» Work to complete:
Reproduce the listing below in full and without alteration, apart from its pictures.

----- Dataset records -----

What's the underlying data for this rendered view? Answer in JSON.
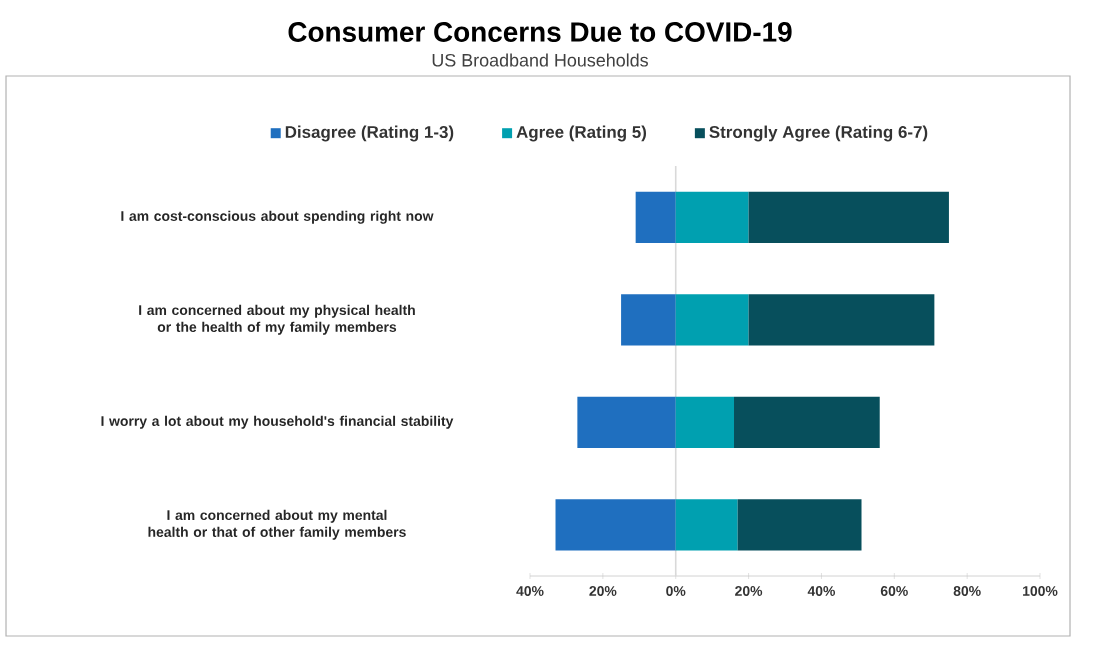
{
  "chart_data": {
    "type": "bar",
    "orientation": "horizontal",
    "stacked": true,
    "title": "Consumer Concerns Due to COVID-19",
    "subtitle": "US Broadband Households",
    "categories": [
      "I am cost-conscious about spending right now",
      "I am concerned about my physical health or the health of my family members",
      "I worry a lot about my household's financial stability",
      "I am concerned about my mental health or that of other family members"
    ],
    "series": [
      {
        "name": "Disagree (Rating 1-3)",
        "color": "#1f6fbf",
        "values": [
          -11,
          -15,
          -27,
          -33
        ]
      },
      {
        "name": "Agree (Rating 5)",
        "color": "#00a0b0",
        "values": [
          20,
          20,
          16,
          17
        ]
      },
      {
        "name": "Strongly Agree (Rating 6-7)",
        "color": "#074f5c",
        "values": [
          55,
          51,
          40,
          34
        ]
      }
    ],
    "xlim": [
      -40,
      100
    ],
    "xticks": [
      {
        "value": -40,
        "label": "40%"
      },
      {
        "value": -20,
        "label": "20%"
      },
      {
        "value": 0,
        "label": "0%"
      },
      {
        "value": 20,
        "label": "20%"
      },
      {
        "value": 40,
        "label": "40%"
      },
      {
        "value": 60,
        "label": "60%"
      },
      {
        "value": 80,
        "label": "80%"
      },
      {
        "value": 100,
        "label": "100%"
      }
    ],
    "ref_lines": [
      {
        "axis": "x",
        "value": 0,
        "color": "#d9d9d9"
      }
    ],
    "legend": "top"
  }
}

-----

» Correct output:
What's the underlying data for this rendered view? Answer in JSON.
{
  "chart_data": {
    "type": "bar",
    "orientation": "horizontal",
    "stacked": true,
    "title": "Consumer Concerns Due to COVID-19",
    "subtitle": "US Broadband Households",
    "categories": [
      "I am cost-conscious about spending right now",
      "I am concerned about my physical health or the health of my family members",
      "I worry a lot about my household's financial stability",
      "I am concerned about my mental health or that of other family members"
    ],
    "series": [
      {
        "name": "Disagree (Rating 1-3)",
        "color": "#1f6fbf",
        "values": [
          -11,
          -15,
          -27,
          -33
        ]
      },
      {
        "name": "Agree (Rating 5)",
        "color": "#00a0b0",
        "values": [
          20,
          20,
          16,
          17
        ]
      },
      {
        "name": "Strongly Agree (Rating 6-7)",
        "color": "#074f5c",
        "values": [
          55,
          51,
          40,
          34
        ]
      }
    ],
    "xlim": [
      -40,
      100
    ],
    "xticks": [
      {
        "value": -40,
        "label": "40%"
      },
      {
        "value": -20,
        "label": "20%"
      },
      {
        "value": 0,
        "label": "0%"
      },
      {
        "value": 20,
        "label": "20%"
      },
      {
        "value": 40,
        "label": "40%"
      },
      {
        "value": 60,
        "label": "60%"
      },
      {
        "value": 80,
        "label": "80%"
      },
      {
        "value": 100,
        "label": "100%"
      }
    ],
    "ref_lines": [
      {
        "axis": "x",
        "value": 0,
        "color": "#d9d9d9"
      }
    ],
    "legend": "top"
  }
}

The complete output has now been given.